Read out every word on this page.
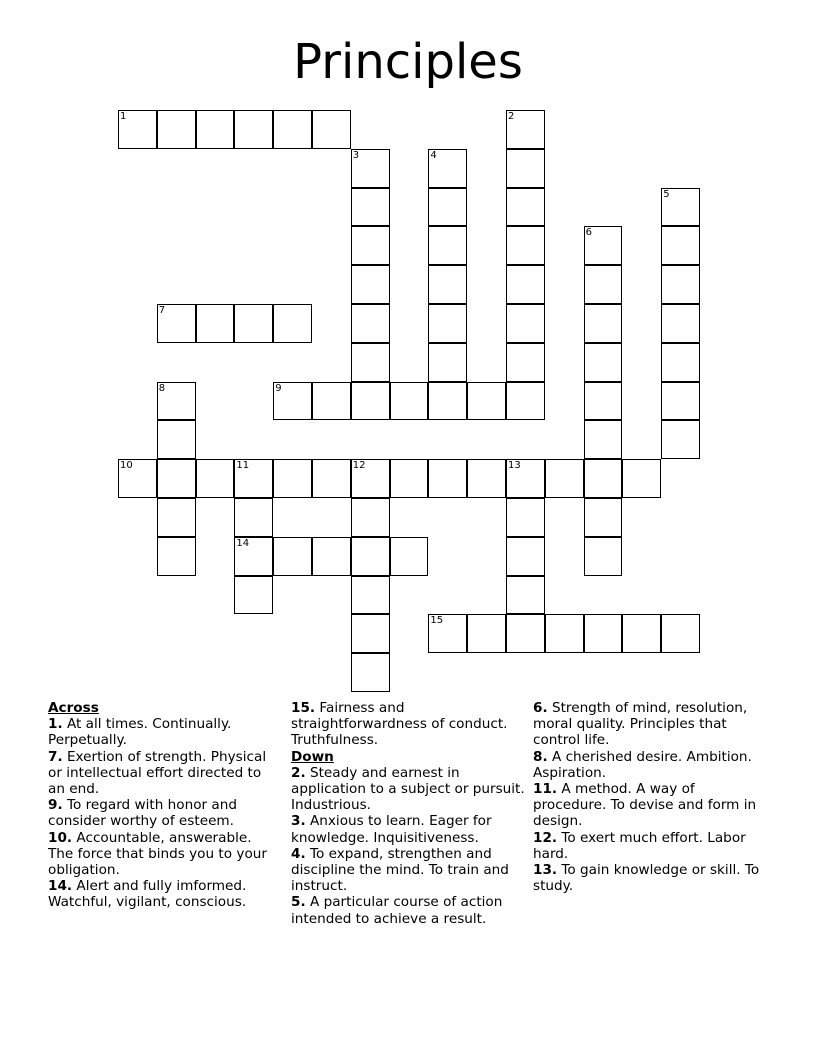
Principles
1	2
3	4
5
6
7
8	9
10	11	12	13
14
15

Across

1. At all times. Continually. Perpetually.

7. Exertion of strength. Physical or intellectual effort directed to an end.

9. To regard with honor and consider worthy of esteem.

10. Accountable, answerable. The force that binds you to your obligation.

14. Alert and fully imformed. Watchful, vigilant, conscious.

15. Fairness and straightforwardness of conduct. Truthfulness.

Down

2. Steady and earnest in application to a subject or pursuit. Industrious.

3. Anxious to learn. Eager for knowledge. Inquisitiveness.

4. To expand, strengthen and discipline the mind. To train and instruct.

5. A particular course of action intended to achieve a result.

6. Strength of mind, resolution, moral quality. Principles that control life.

8. A cherished desire. Ambition. Aspiration.

11. A method. A way of procedure. To devise and form in design.

12. To exert much effort. Labor hard.

13. To gain knowledge or skill. To study.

◆ ◆ ◆ ◆

◆ GIVEN PROBLEM:
Copy out every line in the listing where the word "mind" appears.

◆ RESULT BELOW:
4. To expand, strengthen and discipline the mind. To train and instruct.
6. Strength of mind, resolution, moral quality. Principles that control life.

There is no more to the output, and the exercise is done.